> [Task]:
Reply with one number: the count of lines in the records below that hold "icon".

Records
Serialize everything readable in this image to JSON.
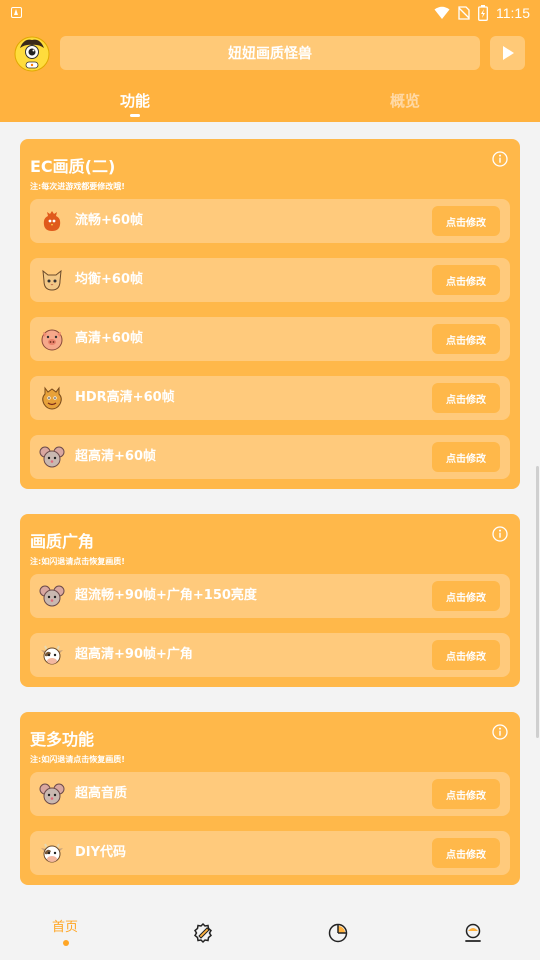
{
  "status_bar": {
    "time": "11:15"
  },
  "header": {
    "title": "妞妞画质怪兽",
    "tabs": [
      {
        "label": "功能",
        "active": true
      },
      {
        "label": "概览",
        "active": false
      }
    ]
  },
  "sections": [
    {
      "title": "EC画质(二)",
      "note": "注:每次进游戏都要修改哦!",
      "items": [
        {
          "label": "流畅+60帧",
          "icon": "chicken-icon",
          "button": "点击修改"
        },
        {
          "label": "均衡+60帧",
          "icon": "cat-icon",
          "button": "点击修改"
        },
        {
          "label": "高清+60帧",
          "icon": "pig-icon",
          "button": "点击修改"
        },
        {
          "label": "HDR高清+60帧",
          "icon": "dragon-icon",
          "button": "点击修改"
        },
        {
          "label": "超高清+60帧",
          "icon": "mouse-icon",
          "button": "点击修改"
        }
      ]
    },
    {
      "title": "画质广角",
      "note": "注:如闪退请点击恢复画质!",
      "items": [
        {
          "label": "超流畅+90帧+广角+150亮度",
          "icon": "mouse-icon",
          "button": "点击修改"
        },
        {
          "label": "超高清+90帧+广角",
          "icon": "cow-icon",
          "button": "点击修改"
        }
      ]
    },
    {
      "title": "更多功能",
      "note": "注:如闪退请点击恢复画质!",
      "items": [
        {
          "label": "超高音质",
          "icon": "mouse-icon",
          "button": "点击修改"
        },
        {
          "label": "DIY代码",
          "icon": "cow-icon",
          "button": "点击修改"
        }
      ]
    }
  ],
  "bottom_nav": {
    "home_label": "首页",
    "items": [
      "home",
      "settings-badge-icon",
      "pie-chart-icon",
      "profile-icon"
    ]
  },
  "colors": {
    "accent": "#ffb23f",
    "card": "#ffb84a",
    "row": "#ffca7c",
    "nav_active": "#ffa625"
  }
}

> [Problem solution]:
12